The task
Repeat the lines of the records from the one containing "subject-line-3: TAHUN 2020 [207,165,286,180]" through the one containing "watermark-text: SuratResmi.id [264,380,384,400]", inclusive, with no changes.

##############################

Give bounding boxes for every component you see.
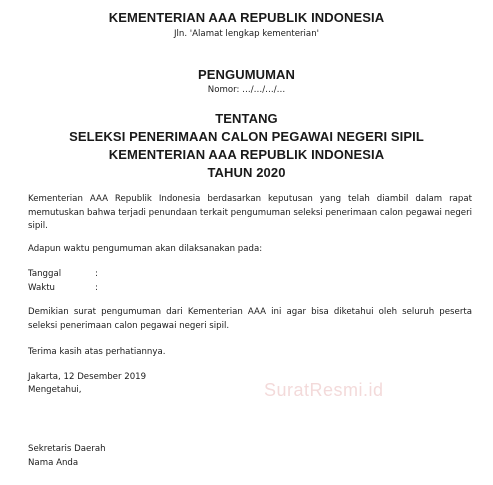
subject-line-3: TAHUN 2020 [207,165,286,180]
place-date: Jakarta, 12 Desember 2019 [28,372,147,382]
closing-text: Terima kasih atas perhatiannya. [28,347,166,357]
body-paragraph-3: Demikian surat pengumuman dari Kementerian AAA ini agar bisa diketahui oleh seluruh peserta seleksi penerimaan calon pegawai negeri sipil. [28,307,472,331]
field-label-time: Waktu [28,283,56,293]
subject-about: TENTANG [215,111,278,126]
body-paragraph-1: Kementerian AAA Republik Indonesia berdasarkan keputusan yang telah diambil dalam rapat memutuskan bahwa terjadi penundaan terkait pengumuman seleksi penerimaan calon pegawai negeri sipil. [28,194,472,231]
signatory-name: Nama Anda [28,458,79,468]
field-colon-time: : [95,283,98,293]
watermark-text: SuratResmi.id [264,380,384,400]
signatory-position: Sekretaris Daerah [28,444,106,454]
body-paragraph-2: Adapun waktu pengumuman akan dilaksanakan pada: [28,244,263,254]
acknowledged-label: Mengetahui, [28,385,82,395]
announcement-title: PENGUMUMAN [197,67,296,82]
subject-line-1: SELEKSI PENERIMAAN CALON PEGAWAI NEGERI SIPIL [69,129,424,144]
field-label-date: Tanggal [28,269,62,279]
ministry-header: KEMENTERIAN AAA REPUBLIK INDONESIA [108,10,385,25]
subject-line-2: KEMENTERIAN AAA REPUBLIK INDONESIA [108,147,385,162]
announcement-number: Nomor: …/…/…/… [207,85,286,95]
field-colon-date: : [95,269,98,279]
ministry-address: Jln. 'Alamat lengkap kementerian' [173,29,320,39]
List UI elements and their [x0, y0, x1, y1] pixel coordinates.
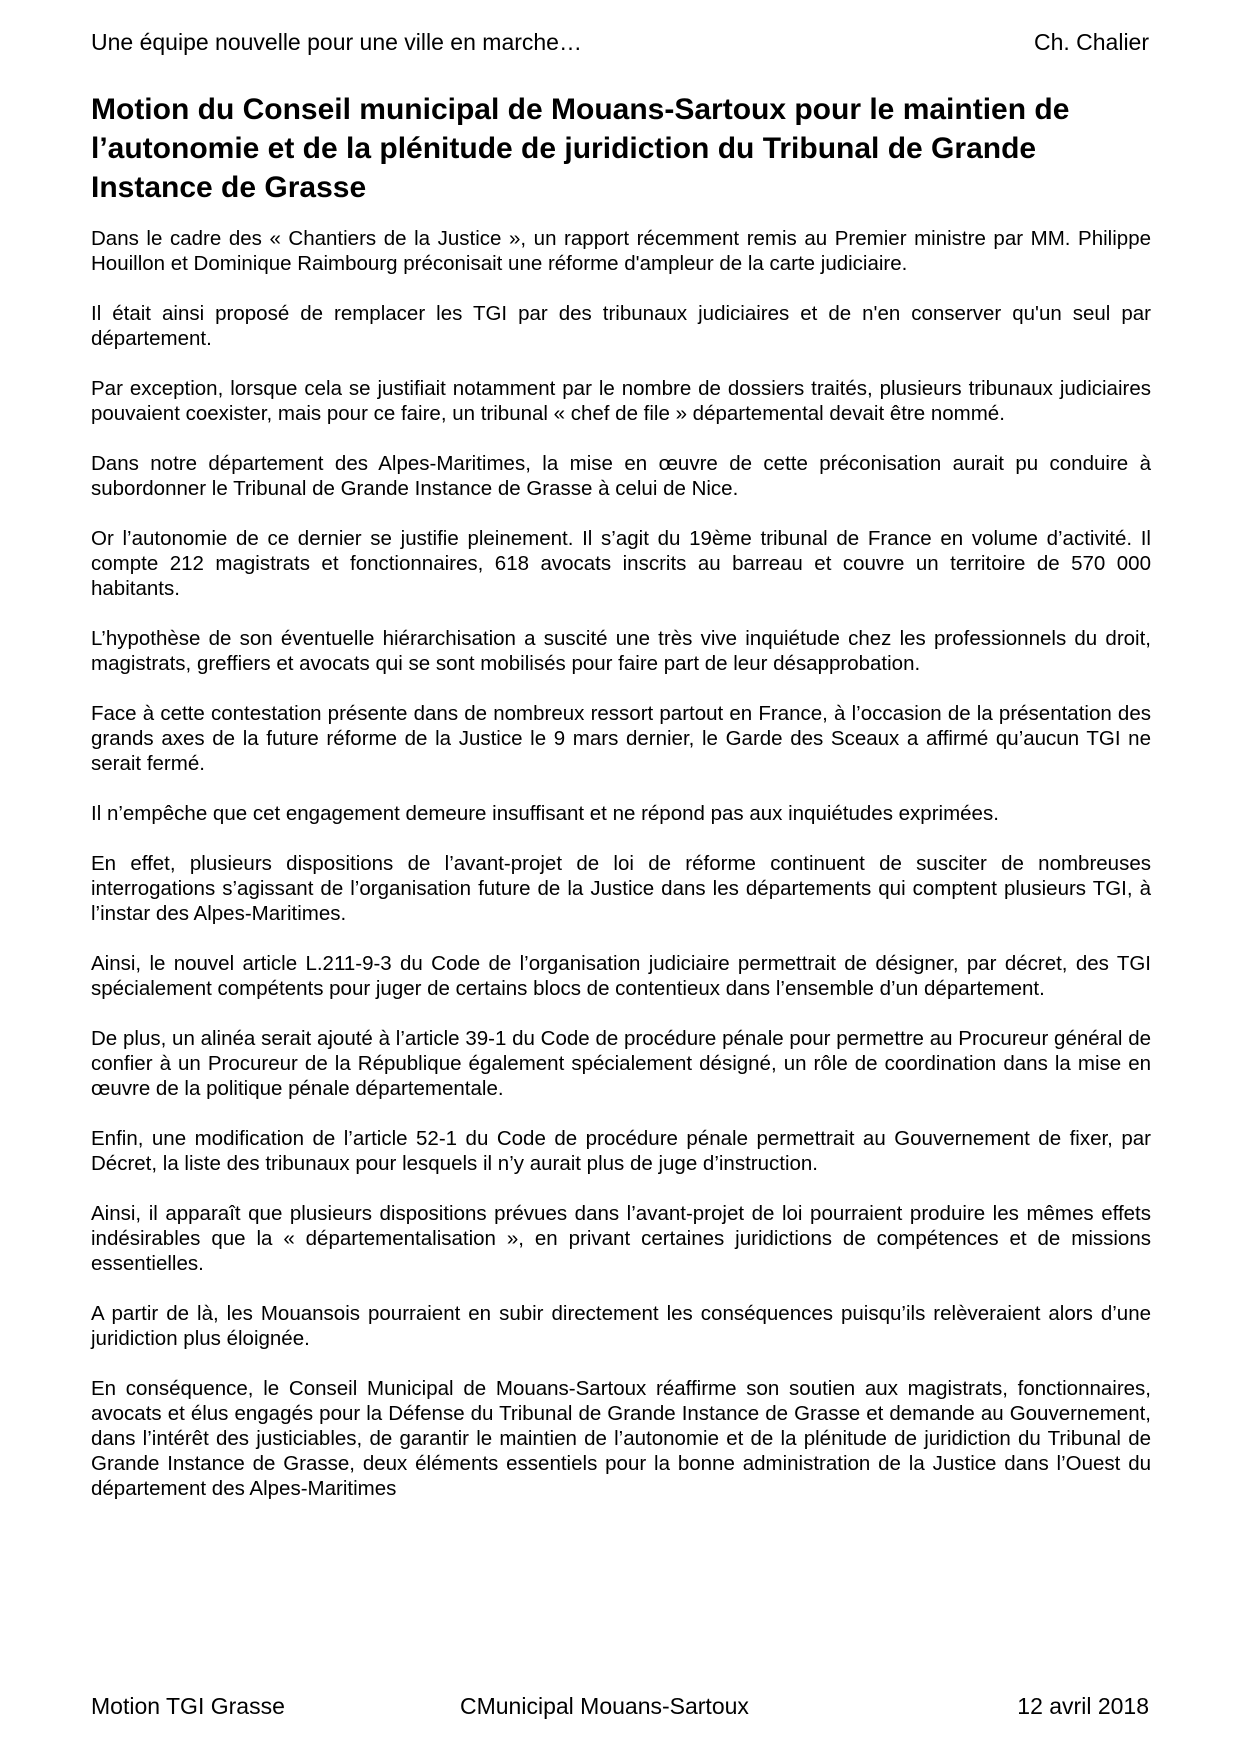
page-footer [91, 1693, 1149, 1725]
paragraph: De plus, un alinéa serait ajouté à l’article 39-1 du Code de procédure pénale pour permettre au Procureur général de confier à un Procureur de la République également spécialement désigné, un rôle de coordination dans la mise en œuvre de la politique pénale départementale. [91, 1027, 1151, 1100]
document-title: Motion du Conseil municipal de Mouans-Sartoux pour le maintien de l’autonomie et de la plénitude de juridiction du Tribunal de Grande Instance de Grasse [91, 93, 1070, 204]
paragraph: Dans le cadre des « Chantiers de la Justice », un rapport récemment remis au Premier ministre par MM. Philippe Houillon et Dominique Raimbourg préconisait une réforme d'ampleur de la carte judiciaire. [91, 227, 1151, 275]
paragraph: A partir de là, les Mouansois pourraient en subir directement les conséquences puisqu’ils relèveraient alors d’une juridiction plus éloignée. [91, 1302, 1151, 1350]
header-author: Ch. Chalier [1033, 28, 1149, 55]
paragraph: En conséquence, le Conseil Municipal de Mouans-Sartoux réaffirme son soutien aux magistrats, fonctionnaires, avocats et élus engagés pour la Défense du Tribunal de Grande Instance de Grasse et demande au Gouvernement, dans l’intérêt des justiciables, de garantir le maintien de l’autonomie et de la plénitude de juridiction du Tribunal de Grande Instance de Grasse, deux éléments essentiels pour la bonne administration de la Justice dans l’Ouest du département des Alpes-Maritimes [91, 1377, 1151, 1500]
paragraph: Face à cette contestation présente dans de nombreux ressort partout en France, à l’occasion de la présentation des grands axes de la future réforme de la Justice le 9 mars dernier, le Garde des Sceaux a affirmé qu’aucun TGI ne serait fermé. [91, 702, 1151, 775]
paragraph: Enfin, une modification de l’article 52-1 du Code de procédure pénale permettrait au Gouvernement de fixer, par Décret, la liste des tribunaux pour lesquels il n’y aurait plus de juge d’instruction. [91, 1127, 1151, 1175]
paragraph: Ainsi, le nouvel article L.211-9-3 du Code de l’organisation judiciaire permettrait de désigner, par décret, des TGI spécialement compétents pour juger de certains blocs de contentieux dans l’ensemble d’un département. [91, 952, 1151, 1000]
paragraph: En effet, plusieurs dispositions de l’avant-projet de loi de réforme continuent de susciter de nombreuses interrogations s’agissant de l’organisation future de la Justice dans les départements qui comptent plusieurs TGI, à l’instar des Alpes-Maritimes. [91, 852, 1151, 925]
footer-document-name: Motion TGI Grasse [91, 1693, 285, 1719]
paragraph: Ainsi, il apparaît que plusieurs dispositions prévues dans l’avant-projet de loi pourraient produire les mêmes effets indésirables que la « départementalisation », en privant certaines juridictions de compétences et de missions essentielles. [91, 1202, 1151, 1275]
paragraph: Il était ainsi proposé de remplacer les TGI par des tribunaux judiciaires et de n'en conserver qu'un seul par département. [91, 302, 1151, 350]
paragraph: Il n’empêche que cet engagement demeure insuffisant et ne répond pas aux inquiétudes exprimées. [91, 802, 999, 825]
header-slogan: Une équipe nouvelle pour une ville en marche… [91, 28, 582, 55]
footer-date: 12 avril 2018 [1017, 1693, 1149, 1719]
paragraph: Dans notre département des Alpes-Maritimes, la mise en œuvre de cette préconisation aurait pu conduire à subordonner le Tribunal de Grande Instance de Grasse à celui de Nice. [91, 452, 1151, 500]
footer-council: CMunicipal Mouans-Sartoux [460, 1693, 749, 1719]
paragraph: Par exception, lorsque cela se justifiait notamment par le nombre de dossiers traités, plusieurs tribunaux judiciaires pouvaient coexister, mais pour ce faire, un tribunal « chef de file » départemental devait être nommé. [91, 377, 1151, 425]
paragraph: Or l’autonomie de ce dernier se justifie pleinement. Il s’agit du 19ème tribunal de France en volume d’activité. Il compte 212 magistrats et fonctionnaires, 618 avocats inscrits au barreau et couvre un territoire de 570 000 habitants. [91, 527, 1151, 600]
paragraph: L’hypothèse de son éventuelle hiérarchisation a suscité une très vive inquiétude chez les professionnels du droit, magistrats, greffiers et avocats qui se sont mobilisés pour faire part de leur désapprobation. [91, 627, 1151, 675]
page-header [91, 26, 1149, 58]
document-body [91, 226, 1151, 1526]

##############################

Task solution
subject-line-3: TAHUN 2020 [207,165,286,180]
place-date: Jakarta, 12 Desember 2019 [28,372,147,382]
closing-text: Terima kasih atas perhatiannya. [28,347,166,357]
body-paragraph-3: Demikian surat pengumuman dari Kementerian AAA ini agar bisa diketahui oleh seluruh peserta seleksi penerimaan calon pegawai negeri sipil. [28,307,472,331]
field-label-time: Waktu [28,283,56,293]
subject-about: TENTANG [215,111,278,126]
body-paragraph-1: Kementerian AAA Republik Indonesia berdasarkan keputusan yang telah diambil dalam rapat memutuskan bahwa terjadi penundaan terkait pengumuman seleksi penerimaan calon pegawai negeri sipil. [28,194,472,231]
signatory-name: Nama Anda [28,458,79,468]
field-colon-time: : [95,283,98,293]
watermark-text: SuratResmi.id [264,380,384,400]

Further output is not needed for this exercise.